-- Begin Record set --

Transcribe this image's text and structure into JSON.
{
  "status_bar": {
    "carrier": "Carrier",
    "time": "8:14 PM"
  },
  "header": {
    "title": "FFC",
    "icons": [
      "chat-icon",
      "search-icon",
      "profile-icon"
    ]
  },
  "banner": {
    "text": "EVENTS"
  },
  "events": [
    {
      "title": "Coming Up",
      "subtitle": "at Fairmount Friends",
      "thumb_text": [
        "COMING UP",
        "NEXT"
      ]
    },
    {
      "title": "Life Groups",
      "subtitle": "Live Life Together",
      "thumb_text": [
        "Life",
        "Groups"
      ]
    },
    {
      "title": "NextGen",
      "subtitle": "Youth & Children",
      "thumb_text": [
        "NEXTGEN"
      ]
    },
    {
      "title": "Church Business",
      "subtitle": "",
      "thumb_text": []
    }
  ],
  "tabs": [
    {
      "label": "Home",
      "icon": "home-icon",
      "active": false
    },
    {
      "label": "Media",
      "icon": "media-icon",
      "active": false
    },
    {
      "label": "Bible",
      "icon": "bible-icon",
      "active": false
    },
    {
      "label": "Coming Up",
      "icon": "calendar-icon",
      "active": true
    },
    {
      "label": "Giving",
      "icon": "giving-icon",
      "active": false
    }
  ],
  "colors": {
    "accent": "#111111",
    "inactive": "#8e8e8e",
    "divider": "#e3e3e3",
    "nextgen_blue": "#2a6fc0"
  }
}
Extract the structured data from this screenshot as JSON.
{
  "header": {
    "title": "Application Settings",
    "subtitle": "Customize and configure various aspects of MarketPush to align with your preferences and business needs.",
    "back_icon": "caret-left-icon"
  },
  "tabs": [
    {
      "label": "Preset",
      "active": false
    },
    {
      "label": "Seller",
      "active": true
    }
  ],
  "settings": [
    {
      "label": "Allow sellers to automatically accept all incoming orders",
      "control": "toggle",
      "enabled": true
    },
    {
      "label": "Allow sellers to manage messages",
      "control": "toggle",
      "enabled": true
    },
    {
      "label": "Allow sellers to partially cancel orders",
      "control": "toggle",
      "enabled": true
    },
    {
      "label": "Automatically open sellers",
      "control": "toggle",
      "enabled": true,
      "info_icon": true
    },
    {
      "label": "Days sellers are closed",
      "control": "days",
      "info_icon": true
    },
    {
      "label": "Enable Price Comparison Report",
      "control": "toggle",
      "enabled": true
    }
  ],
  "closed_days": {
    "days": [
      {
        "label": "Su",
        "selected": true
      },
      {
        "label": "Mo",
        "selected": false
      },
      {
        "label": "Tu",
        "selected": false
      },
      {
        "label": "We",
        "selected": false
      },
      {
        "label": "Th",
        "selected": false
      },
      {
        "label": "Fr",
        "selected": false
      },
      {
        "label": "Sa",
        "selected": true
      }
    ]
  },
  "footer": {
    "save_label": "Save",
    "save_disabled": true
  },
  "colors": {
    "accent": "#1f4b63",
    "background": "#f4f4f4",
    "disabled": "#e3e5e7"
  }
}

-- End Record set --

:: Task objective ::
Please output every record, keeping each line exact.

:: Solution ::
Transcribe this image's text and structure into JSON.
{
  "status_bar": {
    "carrier": "Carrier",
    "time": "8:14 PM"
  },
  "header": {
    "title": "FFC",
    "icons": [
      "chat-icon",
      "search-icon",
      "profile-icon"
    ]
  },
  "banner": {
    "text": "EVENTS"
  },
  "events": [
    {
      "title": "Coming Up",
      "subtitle": "at Fairmount Friends",
      "thumb_text": [
        "COMING UP",
        "NEXT"
      ]
    },
    {
      "title": "Life Groups",
      "subtitle": "Live Life Together",
      "thumb_text": [
        "Life",
        "Groups"
      ]
    },
    {
      "title": "NextGen",
      "subtitle": "Youth & Children",
      "thumb_text": [
        "NEXTGEN"
      ]
    },
    {
      "title": "Church Business",
      "subtitle": "",
      "thumb_text": []
    }
  ],
  "tabs": [
    {
      "label": "Home",
      "icon": "home-icon",
      "active": false
    },
    {
      "label": "Media",
      "icon": "media-icon",
      "active": false
    },
    {
      "label": "Bible",
      "icon": "bible-icon",
      "active": false
    },
    {
      "label": "Coming Up",
      "icon": "calendar-icon",
      "active": true
    },
    {
      "label": "Giving",
      "icon": "giving-icon",
      "active": false
    }
  ],
  "colors": {
    "accent": "#111111",
    "inactive": "#8e8e8e",
    "divider": "#e3e3e3",
    "nextgen_blue": "#2a6fc0"
  }
}
Extract the structured data from this screenshot as JSON.
{
  "header": {
    "title": "Application Settings",
    "subtitle": "Customize and configure various aspects of MarketPush to align with your preferences and business needs.",
    "back_icon": "caret-left-icon"
  },
  "tabs": [
    {
      "label": "Preset",
      "active": false
    },
    {
      "label": "Seller",
      "active": true
    }
  ],
  "settings": [
    {
      "label": "Allow sellers to automatically accept all incoming orders",
      "control": "toggle",
      "enabled": true
    },
    {
      "label": "Allow sellers to manage messages",
      "control": "toggle",
      "enabled": true
    },
    {
      "label": "Allow sellers to partially cancel orders",
      "control": "toggle",
      "enabled": true
    },
    {
      "label": "Automatically open sellers",
      "control": "toggle",
      "enabled": true,
      "info_icon": true
    },
    {
      "label": "Days sellers are closed",
      "control": "days",
      "info_icon": true
    },
    {
      "label": "Enable Price Comparison Report",
      "control": "toggle",
      "enabled": true
    }
  ],
  "closed_days": {
    "days": [
      {
        "label": "Su",
        "selected": true
      },
      {
        "label": "Mo",
        "selected": false
      },
      {
        "label": "Tu",
        "selected": false
      },
      {
        "label": "We",
        "selected": false
      },
      {
        "label": "Th",
        "selected": false
      },
      {
        "label": "Fr",
        "selected": false
      },
      {
        "label": "Sa",
        "selected": true
      }
    ]
  },
  "footer": {
    "save_label": "Save",
    "save_disabled": true
  },
  "colors": {
    "accent": "#1f4b63",
    "background": "#f4f4f4",
    "disabled": "#e3e5e7"
  }
}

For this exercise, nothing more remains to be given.